WHAT YOU WILL DO: Write out each line from the data below that includes the word "рабочей".

STORED ROWS:
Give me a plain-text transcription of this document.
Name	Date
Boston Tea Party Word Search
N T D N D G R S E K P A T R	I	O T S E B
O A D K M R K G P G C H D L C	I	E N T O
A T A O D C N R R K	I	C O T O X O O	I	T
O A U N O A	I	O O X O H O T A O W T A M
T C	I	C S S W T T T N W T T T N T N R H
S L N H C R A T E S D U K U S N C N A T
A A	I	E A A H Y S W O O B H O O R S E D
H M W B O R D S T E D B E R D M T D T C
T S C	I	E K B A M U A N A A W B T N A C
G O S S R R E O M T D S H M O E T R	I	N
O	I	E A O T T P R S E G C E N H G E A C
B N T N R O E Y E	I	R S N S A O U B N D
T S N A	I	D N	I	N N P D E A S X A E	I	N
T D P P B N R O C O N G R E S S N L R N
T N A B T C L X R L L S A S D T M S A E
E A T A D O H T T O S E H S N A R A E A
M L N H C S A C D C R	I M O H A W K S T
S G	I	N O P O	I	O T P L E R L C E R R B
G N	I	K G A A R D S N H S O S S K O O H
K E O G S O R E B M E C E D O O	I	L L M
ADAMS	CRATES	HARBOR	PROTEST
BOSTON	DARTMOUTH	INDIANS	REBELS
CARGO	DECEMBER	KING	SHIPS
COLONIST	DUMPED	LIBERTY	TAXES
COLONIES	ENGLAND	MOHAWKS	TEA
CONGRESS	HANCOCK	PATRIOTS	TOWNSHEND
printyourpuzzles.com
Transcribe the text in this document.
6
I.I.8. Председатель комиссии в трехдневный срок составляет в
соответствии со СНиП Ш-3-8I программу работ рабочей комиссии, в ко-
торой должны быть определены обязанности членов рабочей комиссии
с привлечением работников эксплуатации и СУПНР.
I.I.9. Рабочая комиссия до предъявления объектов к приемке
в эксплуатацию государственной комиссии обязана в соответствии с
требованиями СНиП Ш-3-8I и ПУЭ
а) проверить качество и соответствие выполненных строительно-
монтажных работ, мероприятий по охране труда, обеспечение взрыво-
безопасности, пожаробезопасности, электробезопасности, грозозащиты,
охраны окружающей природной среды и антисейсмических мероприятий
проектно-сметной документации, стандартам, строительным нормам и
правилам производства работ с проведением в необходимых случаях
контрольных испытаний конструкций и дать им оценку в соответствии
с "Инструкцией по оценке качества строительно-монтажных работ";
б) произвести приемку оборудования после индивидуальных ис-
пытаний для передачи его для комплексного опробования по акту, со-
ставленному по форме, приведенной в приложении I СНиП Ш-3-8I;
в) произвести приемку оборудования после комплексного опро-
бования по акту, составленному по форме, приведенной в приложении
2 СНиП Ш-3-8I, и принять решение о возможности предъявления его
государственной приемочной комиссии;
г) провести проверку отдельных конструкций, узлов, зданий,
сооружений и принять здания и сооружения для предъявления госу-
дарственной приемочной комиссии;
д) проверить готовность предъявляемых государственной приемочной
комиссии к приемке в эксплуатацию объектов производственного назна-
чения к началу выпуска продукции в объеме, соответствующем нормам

SOLUTION:
соответствии со СНиП Ш-3-8I программу работ рабочей комиссии, в ко-
торой должны быть определены обязанности членов рабочей комиссии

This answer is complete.